Records about charts and figures:
*-*-*
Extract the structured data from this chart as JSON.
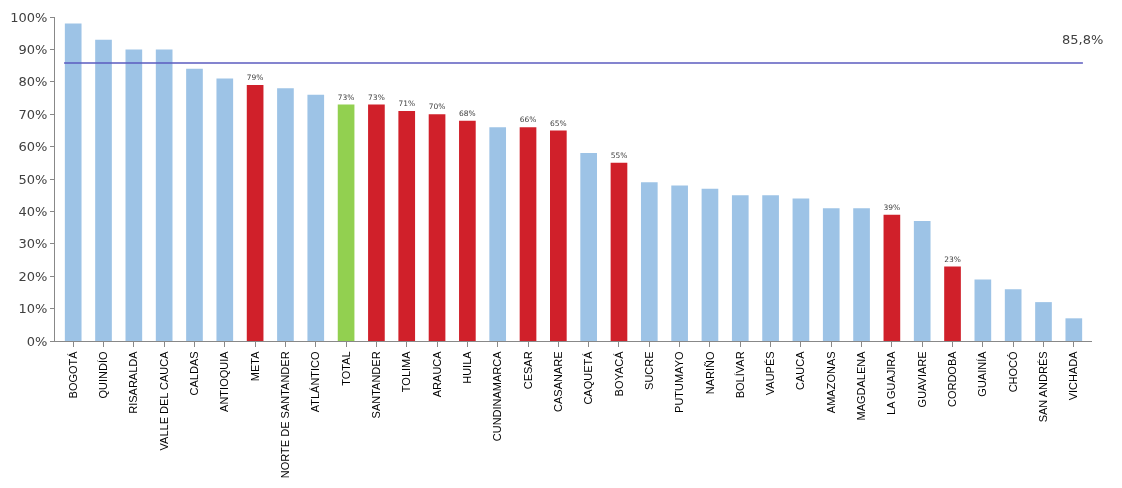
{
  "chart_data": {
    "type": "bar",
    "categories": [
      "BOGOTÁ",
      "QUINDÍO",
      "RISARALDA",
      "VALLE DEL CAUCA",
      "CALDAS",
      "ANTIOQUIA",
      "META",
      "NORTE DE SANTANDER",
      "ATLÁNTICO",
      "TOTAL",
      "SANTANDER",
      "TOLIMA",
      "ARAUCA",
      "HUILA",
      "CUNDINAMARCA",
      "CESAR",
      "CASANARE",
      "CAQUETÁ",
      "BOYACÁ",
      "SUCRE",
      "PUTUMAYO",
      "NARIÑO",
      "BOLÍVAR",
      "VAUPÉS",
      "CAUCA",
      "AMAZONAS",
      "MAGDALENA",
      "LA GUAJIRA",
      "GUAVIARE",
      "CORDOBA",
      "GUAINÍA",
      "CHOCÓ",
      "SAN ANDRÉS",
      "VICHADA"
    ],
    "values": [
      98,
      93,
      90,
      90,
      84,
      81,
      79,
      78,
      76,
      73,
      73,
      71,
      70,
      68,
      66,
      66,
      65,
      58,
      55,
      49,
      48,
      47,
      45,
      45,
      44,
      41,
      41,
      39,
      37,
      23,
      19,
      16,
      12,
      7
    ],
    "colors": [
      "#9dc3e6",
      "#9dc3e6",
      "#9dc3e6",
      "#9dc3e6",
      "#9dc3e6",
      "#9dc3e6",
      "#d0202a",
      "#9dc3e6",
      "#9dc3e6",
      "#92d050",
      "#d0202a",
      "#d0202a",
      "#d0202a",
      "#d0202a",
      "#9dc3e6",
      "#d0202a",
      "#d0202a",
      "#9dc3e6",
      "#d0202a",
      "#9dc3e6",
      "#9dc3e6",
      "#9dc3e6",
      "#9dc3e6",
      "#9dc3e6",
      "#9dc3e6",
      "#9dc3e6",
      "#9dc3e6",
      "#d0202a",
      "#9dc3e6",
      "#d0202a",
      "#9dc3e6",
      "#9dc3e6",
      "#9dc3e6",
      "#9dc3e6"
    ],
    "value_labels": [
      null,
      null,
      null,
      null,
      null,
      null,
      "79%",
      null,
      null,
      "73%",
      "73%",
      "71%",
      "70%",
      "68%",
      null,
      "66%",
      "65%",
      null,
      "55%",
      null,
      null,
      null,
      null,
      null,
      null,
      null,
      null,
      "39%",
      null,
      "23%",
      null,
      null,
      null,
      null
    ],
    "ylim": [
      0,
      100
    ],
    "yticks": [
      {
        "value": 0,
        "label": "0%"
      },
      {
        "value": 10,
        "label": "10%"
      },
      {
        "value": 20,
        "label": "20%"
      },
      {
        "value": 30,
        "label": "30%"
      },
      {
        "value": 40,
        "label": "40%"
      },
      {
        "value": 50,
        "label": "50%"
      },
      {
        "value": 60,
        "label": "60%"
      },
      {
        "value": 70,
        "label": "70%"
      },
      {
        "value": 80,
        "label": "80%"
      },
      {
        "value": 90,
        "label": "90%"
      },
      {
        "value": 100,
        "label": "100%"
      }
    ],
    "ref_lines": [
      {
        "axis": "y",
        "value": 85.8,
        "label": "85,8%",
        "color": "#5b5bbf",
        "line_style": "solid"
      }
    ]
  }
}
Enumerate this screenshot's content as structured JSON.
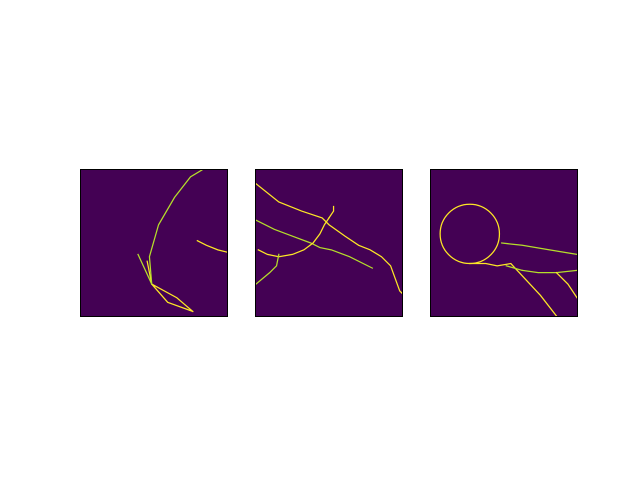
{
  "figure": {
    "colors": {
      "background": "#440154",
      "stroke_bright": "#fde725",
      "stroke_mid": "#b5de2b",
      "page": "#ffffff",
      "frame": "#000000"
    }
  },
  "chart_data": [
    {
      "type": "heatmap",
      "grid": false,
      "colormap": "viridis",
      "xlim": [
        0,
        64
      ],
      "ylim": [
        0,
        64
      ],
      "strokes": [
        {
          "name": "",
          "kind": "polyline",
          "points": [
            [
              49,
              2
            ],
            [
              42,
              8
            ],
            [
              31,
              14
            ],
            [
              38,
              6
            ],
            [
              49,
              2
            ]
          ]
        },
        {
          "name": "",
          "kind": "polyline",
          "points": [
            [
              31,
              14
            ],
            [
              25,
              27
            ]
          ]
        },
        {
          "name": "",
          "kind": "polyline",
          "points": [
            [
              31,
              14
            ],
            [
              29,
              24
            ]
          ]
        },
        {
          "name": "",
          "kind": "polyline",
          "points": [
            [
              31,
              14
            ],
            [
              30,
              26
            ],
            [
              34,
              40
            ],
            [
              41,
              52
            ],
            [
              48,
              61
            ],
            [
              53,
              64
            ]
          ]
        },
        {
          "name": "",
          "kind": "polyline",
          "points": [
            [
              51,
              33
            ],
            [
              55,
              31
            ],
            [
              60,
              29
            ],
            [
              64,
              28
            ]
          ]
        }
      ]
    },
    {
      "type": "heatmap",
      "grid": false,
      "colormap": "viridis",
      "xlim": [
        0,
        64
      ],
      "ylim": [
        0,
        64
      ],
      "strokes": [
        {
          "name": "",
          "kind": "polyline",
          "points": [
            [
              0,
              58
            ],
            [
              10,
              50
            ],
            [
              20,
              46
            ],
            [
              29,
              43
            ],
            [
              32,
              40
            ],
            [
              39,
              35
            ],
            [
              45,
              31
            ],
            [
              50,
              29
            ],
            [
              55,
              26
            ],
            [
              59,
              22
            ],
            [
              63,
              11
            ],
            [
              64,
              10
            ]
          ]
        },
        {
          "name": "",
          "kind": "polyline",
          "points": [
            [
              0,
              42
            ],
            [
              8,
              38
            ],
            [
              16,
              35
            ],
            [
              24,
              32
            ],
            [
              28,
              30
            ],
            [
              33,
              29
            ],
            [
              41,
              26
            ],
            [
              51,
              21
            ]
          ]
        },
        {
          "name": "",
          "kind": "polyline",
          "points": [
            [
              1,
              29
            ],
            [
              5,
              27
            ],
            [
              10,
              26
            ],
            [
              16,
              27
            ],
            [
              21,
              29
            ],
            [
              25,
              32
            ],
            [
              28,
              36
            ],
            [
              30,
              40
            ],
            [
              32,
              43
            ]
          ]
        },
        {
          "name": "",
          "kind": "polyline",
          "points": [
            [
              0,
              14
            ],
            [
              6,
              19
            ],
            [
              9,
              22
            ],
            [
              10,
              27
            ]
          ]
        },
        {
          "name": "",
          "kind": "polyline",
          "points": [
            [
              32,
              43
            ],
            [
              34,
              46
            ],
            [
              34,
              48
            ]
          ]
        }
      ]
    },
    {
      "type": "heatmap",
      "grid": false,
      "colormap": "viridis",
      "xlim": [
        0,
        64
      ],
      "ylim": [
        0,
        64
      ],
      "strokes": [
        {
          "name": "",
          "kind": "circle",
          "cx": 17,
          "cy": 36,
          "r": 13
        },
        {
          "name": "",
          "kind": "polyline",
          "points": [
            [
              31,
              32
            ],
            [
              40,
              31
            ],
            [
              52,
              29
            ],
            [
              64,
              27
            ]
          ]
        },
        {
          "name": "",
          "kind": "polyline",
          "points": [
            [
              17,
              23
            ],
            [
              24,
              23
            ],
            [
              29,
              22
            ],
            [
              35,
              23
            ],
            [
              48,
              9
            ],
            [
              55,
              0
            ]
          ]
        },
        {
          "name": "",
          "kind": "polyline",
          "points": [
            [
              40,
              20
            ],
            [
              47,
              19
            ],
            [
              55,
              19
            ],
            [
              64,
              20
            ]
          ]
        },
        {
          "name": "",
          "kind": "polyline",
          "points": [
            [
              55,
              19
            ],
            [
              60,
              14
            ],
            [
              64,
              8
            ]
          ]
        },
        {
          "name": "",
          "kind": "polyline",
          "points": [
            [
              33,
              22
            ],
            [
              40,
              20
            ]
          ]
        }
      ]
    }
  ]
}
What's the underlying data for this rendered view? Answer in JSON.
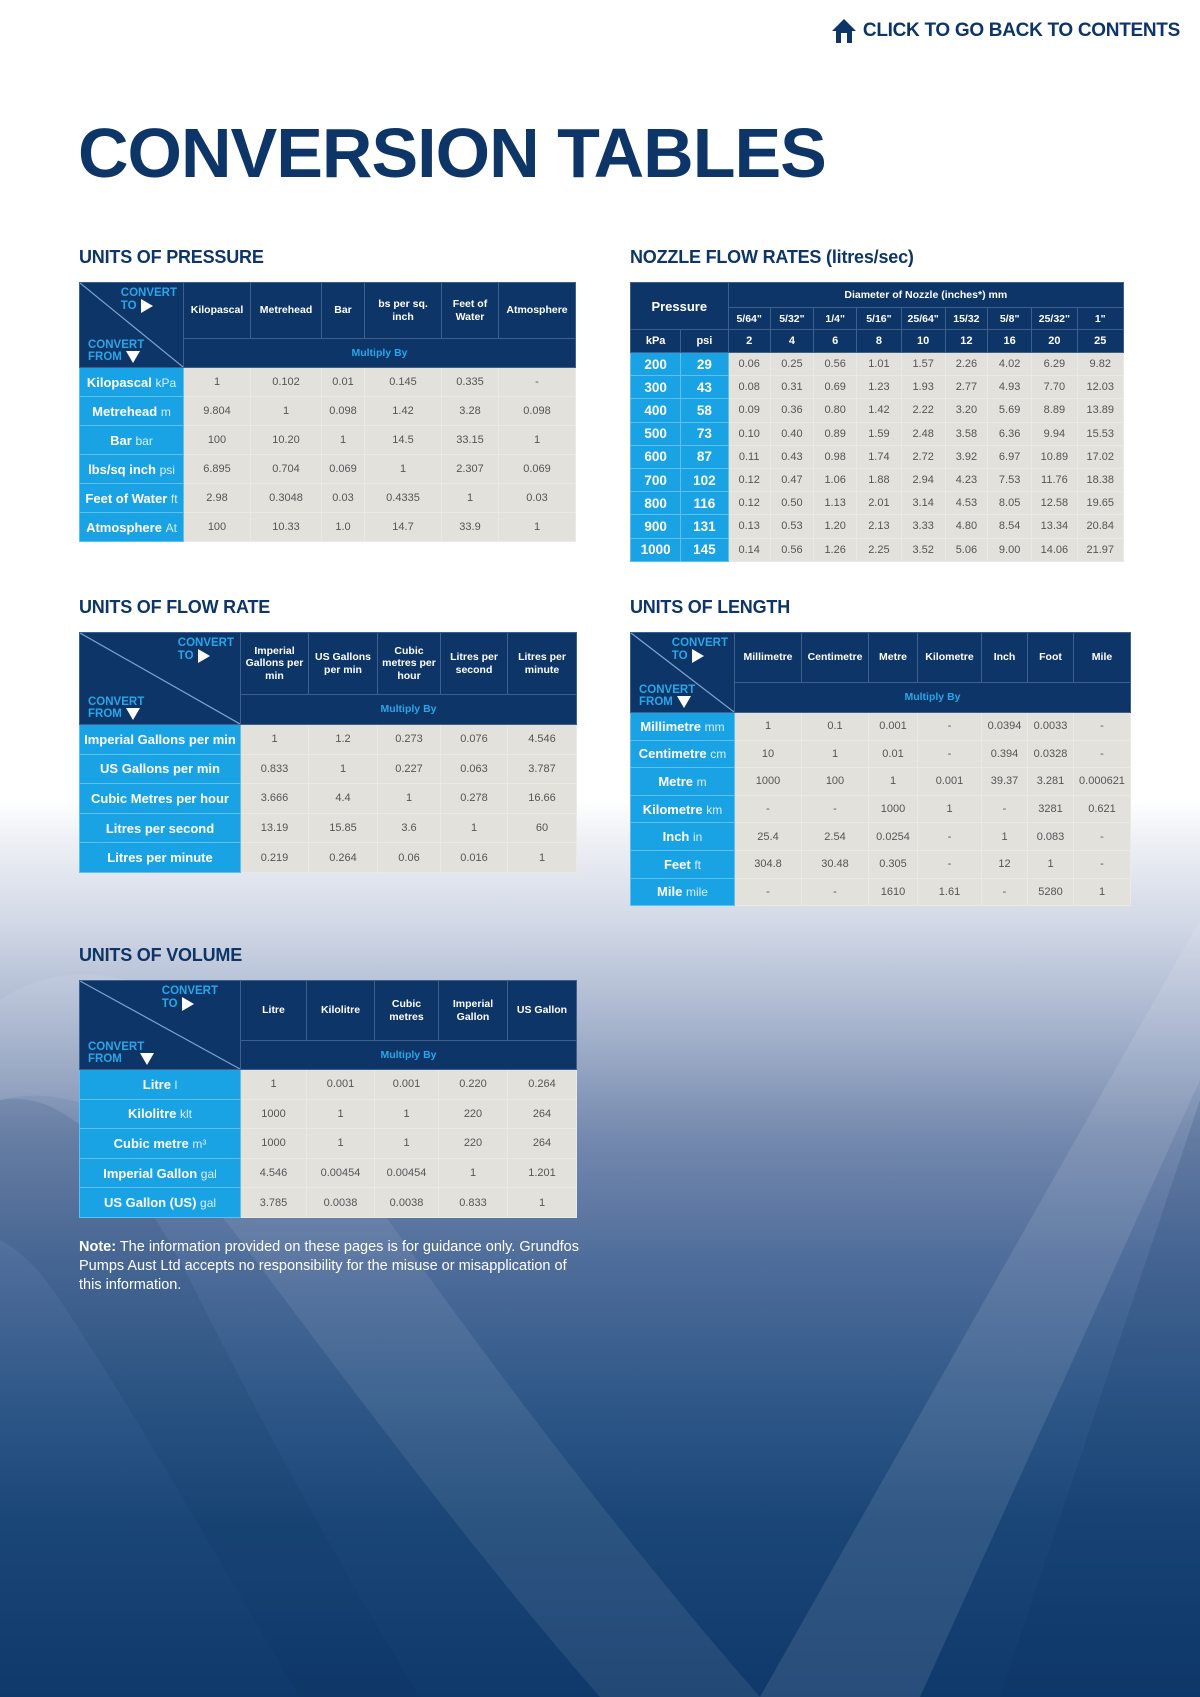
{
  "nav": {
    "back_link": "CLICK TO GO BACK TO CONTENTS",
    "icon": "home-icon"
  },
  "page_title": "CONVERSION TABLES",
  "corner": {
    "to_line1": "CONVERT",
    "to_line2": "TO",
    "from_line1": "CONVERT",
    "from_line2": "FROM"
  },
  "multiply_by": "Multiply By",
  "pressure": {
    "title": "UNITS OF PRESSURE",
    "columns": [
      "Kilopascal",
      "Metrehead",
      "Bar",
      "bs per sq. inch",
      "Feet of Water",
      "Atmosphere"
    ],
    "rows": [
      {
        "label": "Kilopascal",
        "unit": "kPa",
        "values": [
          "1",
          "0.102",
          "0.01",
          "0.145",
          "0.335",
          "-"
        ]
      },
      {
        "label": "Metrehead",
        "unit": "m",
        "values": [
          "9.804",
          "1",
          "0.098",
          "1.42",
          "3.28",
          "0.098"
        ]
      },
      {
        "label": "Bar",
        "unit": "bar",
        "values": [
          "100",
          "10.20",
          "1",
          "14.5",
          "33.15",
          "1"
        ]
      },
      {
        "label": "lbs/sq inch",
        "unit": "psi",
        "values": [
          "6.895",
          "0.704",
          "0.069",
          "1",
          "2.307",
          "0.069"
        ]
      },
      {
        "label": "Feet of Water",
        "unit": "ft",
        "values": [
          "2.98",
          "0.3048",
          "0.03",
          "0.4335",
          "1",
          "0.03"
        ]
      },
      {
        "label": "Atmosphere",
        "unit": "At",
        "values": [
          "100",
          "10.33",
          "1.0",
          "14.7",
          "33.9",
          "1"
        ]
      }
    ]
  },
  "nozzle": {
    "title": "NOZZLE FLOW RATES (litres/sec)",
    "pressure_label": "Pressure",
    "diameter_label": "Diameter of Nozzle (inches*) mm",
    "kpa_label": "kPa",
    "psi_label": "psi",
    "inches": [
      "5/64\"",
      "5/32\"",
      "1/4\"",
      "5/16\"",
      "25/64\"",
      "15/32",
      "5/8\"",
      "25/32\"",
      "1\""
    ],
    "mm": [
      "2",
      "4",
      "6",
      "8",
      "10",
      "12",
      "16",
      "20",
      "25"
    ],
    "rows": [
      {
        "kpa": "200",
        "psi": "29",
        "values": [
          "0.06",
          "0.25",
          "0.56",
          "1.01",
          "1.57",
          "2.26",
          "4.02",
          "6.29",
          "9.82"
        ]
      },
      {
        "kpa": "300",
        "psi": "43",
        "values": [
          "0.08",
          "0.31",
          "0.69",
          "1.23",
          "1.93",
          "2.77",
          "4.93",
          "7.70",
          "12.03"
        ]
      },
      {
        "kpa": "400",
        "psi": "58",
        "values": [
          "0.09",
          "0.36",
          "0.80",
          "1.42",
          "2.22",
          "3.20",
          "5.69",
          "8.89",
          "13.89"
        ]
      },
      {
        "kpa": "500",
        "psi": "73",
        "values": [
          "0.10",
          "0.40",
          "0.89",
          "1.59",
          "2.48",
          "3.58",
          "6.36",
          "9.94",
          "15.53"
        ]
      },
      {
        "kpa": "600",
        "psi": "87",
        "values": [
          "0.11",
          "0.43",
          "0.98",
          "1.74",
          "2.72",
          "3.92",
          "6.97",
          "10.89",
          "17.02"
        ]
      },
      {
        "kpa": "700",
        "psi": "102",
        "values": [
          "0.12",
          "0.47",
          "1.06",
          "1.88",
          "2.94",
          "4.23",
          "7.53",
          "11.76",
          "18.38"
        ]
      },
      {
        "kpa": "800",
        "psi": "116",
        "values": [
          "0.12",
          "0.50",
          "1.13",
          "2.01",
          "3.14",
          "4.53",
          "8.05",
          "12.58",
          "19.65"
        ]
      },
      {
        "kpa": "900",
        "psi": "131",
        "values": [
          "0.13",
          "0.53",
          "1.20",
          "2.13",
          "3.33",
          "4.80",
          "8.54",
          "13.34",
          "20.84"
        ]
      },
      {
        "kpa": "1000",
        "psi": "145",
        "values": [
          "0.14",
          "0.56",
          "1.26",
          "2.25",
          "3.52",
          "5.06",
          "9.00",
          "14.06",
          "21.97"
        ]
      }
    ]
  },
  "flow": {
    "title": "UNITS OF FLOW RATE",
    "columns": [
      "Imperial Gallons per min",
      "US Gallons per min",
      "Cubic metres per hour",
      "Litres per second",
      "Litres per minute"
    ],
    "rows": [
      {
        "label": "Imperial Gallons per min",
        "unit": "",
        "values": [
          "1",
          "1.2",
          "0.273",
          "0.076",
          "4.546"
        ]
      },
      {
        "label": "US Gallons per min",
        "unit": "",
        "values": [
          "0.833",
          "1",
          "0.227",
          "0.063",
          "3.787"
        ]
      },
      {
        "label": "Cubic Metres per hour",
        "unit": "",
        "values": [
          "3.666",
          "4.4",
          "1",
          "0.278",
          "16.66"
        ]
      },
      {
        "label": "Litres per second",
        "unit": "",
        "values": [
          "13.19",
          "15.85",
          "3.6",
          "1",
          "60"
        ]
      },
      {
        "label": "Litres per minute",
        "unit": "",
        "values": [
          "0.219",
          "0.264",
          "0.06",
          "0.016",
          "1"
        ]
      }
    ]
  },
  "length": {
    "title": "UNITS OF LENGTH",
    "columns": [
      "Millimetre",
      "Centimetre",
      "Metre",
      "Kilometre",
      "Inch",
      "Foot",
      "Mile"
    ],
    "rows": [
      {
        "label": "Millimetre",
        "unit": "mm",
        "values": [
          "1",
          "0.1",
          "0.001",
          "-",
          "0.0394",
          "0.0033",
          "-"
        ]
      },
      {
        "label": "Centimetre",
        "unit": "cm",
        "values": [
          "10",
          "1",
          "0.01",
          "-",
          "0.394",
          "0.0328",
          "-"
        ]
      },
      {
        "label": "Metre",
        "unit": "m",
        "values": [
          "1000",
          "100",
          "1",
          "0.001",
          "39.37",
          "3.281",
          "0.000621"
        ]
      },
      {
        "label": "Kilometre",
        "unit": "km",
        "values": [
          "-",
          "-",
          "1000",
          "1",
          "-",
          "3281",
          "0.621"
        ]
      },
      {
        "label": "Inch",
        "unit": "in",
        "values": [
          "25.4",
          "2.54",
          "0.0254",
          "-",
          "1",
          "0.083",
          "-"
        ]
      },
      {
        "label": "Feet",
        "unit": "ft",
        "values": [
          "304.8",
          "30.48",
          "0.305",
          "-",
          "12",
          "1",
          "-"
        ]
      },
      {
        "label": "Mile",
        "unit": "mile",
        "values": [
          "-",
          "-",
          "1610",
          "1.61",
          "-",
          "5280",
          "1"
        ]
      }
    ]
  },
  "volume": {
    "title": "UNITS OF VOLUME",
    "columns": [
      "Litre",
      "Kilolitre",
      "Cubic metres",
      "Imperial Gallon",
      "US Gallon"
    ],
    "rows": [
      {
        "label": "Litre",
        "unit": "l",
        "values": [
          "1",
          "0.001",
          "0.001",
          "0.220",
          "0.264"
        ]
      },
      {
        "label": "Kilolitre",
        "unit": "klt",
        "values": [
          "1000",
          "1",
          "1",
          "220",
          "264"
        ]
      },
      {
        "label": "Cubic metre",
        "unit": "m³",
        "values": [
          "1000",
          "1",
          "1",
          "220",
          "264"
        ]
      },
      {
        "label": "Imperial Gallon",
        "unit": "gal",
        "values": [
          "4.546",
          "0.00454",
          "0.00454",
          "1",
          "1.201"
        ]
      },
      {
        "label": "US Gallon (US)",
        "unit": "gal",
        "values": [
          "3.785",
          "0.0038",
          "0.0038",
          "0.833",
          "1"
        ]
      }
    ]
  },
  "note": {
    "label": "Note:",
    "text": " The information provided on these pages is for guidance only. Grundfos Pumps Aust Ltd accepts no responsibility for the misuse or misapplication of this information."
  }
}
*-*-*
TASK INSTRUCTIONS
Search the records for the word "Imperial", then list every line that has it.

REPLY
      "Imperial Gallons per min",
        "label": "Imperial Gallons per min",
      "Imperial Gallon",
        "label": "Imperial Gallon",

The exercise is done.